● WRITTEN REQUEST
Print the complete set of entries exactly.

** Start of PROVIDED MATERIAL **

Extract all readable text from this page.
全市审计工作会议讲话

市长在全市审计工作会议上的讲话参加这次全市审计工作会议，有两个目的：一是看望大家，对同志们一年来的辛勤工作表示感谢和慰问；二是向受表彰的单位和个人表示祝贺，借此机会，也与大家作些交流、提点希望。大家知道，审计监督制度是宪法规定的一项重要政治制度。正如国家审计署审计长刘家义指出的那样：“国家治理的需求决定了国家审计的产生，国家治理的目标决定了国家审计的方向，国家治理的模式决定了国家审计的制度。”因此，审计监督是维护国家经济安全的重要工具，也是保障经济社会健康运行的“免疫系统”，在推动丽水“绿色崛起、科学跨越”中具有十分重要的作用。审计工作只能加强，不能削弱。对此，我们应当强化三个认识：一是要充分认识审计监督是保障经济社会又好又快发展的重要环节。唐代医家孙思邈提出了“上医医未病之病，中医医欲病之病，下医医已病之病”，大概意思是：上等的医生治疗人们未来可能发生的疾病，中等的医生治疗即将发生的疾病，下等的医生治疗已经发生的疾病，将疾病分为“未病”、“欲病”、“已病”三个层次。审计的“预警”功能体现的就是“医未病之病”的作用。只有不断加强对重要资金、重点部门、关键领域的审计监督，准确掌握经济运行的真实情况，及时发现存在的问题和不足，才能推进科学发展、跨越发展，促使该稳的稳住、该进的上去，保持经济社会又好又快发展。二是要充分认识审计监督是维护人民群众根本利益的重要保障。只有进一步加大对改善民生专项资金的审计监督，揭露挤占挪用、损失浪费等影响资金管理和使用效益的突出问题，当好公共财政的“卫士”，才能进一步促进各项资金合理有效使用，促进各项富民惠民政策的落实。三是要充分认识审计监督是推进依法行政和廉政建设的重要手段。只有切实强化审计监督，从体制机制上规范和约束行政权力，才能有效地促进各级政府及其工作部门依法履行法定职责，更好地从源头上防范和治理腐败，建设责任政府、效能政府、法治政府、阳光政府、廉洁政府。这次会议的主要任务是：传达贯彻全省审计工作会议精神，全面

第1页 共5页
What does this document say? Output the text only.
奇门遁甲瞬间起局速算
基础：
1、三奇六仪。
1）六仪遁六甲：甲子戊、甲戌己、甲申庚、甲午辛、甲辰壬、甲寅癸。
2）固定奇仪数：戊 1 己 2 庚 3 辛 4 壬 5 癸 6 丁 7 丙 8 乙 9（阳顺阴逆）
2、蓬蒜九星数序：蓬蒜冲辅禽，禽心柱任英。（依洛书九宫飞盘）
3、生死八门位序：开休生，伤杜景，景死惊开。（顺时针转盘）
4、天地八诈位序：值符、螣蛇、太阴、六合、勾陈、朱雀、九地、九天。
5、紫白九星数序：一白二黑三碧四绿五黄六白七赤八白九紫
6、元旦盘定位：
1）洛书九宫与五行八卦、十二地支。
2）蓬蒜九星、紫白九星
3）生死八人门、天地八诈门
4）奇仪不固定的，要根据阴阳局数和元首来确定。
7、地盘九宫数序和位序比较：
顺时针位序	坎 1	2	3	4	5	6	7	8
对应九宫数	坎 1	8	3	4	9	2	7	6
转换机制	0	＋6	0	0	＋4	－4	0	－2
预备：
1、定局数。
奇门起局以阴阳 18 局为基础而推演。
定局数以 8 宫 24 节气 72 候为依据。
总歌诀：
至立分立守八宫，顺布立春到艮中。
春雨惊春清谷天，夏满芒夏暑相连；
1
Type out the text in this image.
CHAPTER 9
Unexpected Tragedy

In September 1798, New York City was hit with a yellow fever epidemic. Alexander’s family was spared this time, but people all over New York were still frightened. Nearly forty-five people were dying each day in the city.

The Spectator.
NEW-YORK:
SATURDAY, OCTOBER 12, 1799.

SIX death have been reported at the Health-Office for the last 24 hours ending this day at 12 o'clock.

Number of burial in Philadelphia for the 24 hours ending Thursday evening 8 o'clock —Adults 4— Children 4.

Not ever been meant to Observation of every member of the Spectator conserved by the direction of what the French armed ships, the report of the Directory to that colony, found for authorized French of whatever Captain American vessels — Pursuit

** End of PROVIDED MATERIAL **

● SOLUTION BELOW
Extract all readable text from this page.
全市审计工作会议讲话

市长在全市审计工作会议上的讲话参加这次全市审计工作会议，有两个目的：一是看望大家，对同志们一年来的辛勤工作表示感谢和慰问；二是向受表彰的单位和个人表示祝贺，借此机会，也与大家作些交流、提点希望。大家知道，审计监督制度是宪法规定的一项重要政治制度。正如国家审计署审计长刘家义指出的那样：“国家治理的需求决定了国家审计的产生，国家治理的目标决定了国家审计的方向，国家治理的模式决定了国家审计的制度。”因此，审计监督是维护国家经济安全的重要工具，也是保障经济社会健康运行的“免疫系统”，在推动丽水“绿色崛起、科学跨越”中具有十分重要的作用。审计工作只能加强，不能削弱。对此，我们应当强化三个认识：一是要充分认识审计监督是保障经济社会又好又快发展的重要环节。唐代医家孙思邈提出了“上医医未病之病，中医医欲病之病，下医医已病之病”，大概意思是：上等的医生治疗人们未来可能发生的疾病，中等的医生治疗即将发生的疾病，下等的医生治疗已经发生的疾病，将疾病分为“未病”、“欲病”、“已病”三个层次。审计的“预警”功能体现的就是“医未病之病”的作用。只有不断加强对重要资金、重点部门、关键领域的审计监督，准确掌握经济运行的真实情况，及时发现存在的问题和不足，才能推进科学发展、跨越发展，促使该稳的稳住、该进的上去，保持经济社会又好又快发展。二是要充分认识审计监督是维护人民群众根本利益的重要保障。只有进一步加大对改善民生专项资金的审计监督，揭露挤占挪用、损失浪费等影响资金管理和使用效益的突出问题，当好公共财政的“卫士”，才能进一步促进各项资金合理有效使用，促进各项富民惠民政策的落实。三是要充分认识审计监督是推进依法行政和廉政建设的重要手段。只有切实强化审计监督，从体制机制上规范和约束行政权力，才能有效地促进各级政府及其工作部门依法履行法定职责，更好地从源头上防范和治理腐败，建设责任政府、效能政府、法治政府、阳光政府、廉洁政府。这次会议的主要任务是：传达贯彻全省审计工作会议精神，全面

第1页 共5页
What does this document say? Output the text only.
奇门遁甲瞬间起局速算
基础：
1、三奇六仪。
1）六仪遁六甲：甲子戊、甲戌己、甲申庚、甲午辛、甲辰壬、甲寅癸。
2）固定奇仪数：戊 1 己 2 庚 3 辛 4 壬 5 癸 6 丁 7 丙 8 乙 9（阳顺阴逆）
2、蓬蒜九星数序：蓬蒜冲辅禽，禽心柱任英。（依洛书九宫飞盘）
3、生死八门位序：开休生，伤杜景，景死惊开。（顺时针转盘）
4、天地八诈位序：值符、螣蛇、太阴、六合、勾陈、朱雀、九地、九天。
5、紫白九星数序：一白二黑三碧四绿五黄六白七赤八白九紫
6、元旦盘定位：
1）洛书九宫与五行八卦、十二地支。
2）蓬蒜九星、紫白九星
3）生死八人门、天地八诈门
4）奇仪不固定的，要根据阴阳局数和元首来确定。
7、地盘九宫数序和位序比较：
顺时针位序	坎 1	2	3	4	5	6	7	8
对应九宫数	坎 1	8	3	4	9	2	7	6
转换机制	0	＋6	0	0	＋4	－4	0	－2
预备：
1、定局数。
奇门起局以阴阳 18 局为基础而推演。
定局数以 8 宫 24 节气 72 候为依据。
总歌诀：
至立分立守八宫，顺布立春到艮中。
春雨惊春清谷天，夏满芒夏暑相连；
1
Type out the text in this image.
CHAPTER 9
Unexpected Tragedy

In September 1798, New York City was hit with a yellow fever epidemic. Alexander’s family was spared this time, but people all over New York were still frightened. Nearly forty-five people were dying each day in the city.

The Spectator.
NEW-YORK:
SATURDAY, OCTOBER 12, 1799.

SIX death have been reported at the Health-Office for the last 24 hours ending this day at 12 o'clock.

Number of burial in Philadelphia for the 24 hours ending Thursday evening 8 o'clock —Adults 4— Children 4.

Not ever been meant to Observation of every member of the Spectator conserved by the direction of what the French armed ships, the report of the Directory to that colony, found for authorized French of whatever Captain American vessels — Pursuit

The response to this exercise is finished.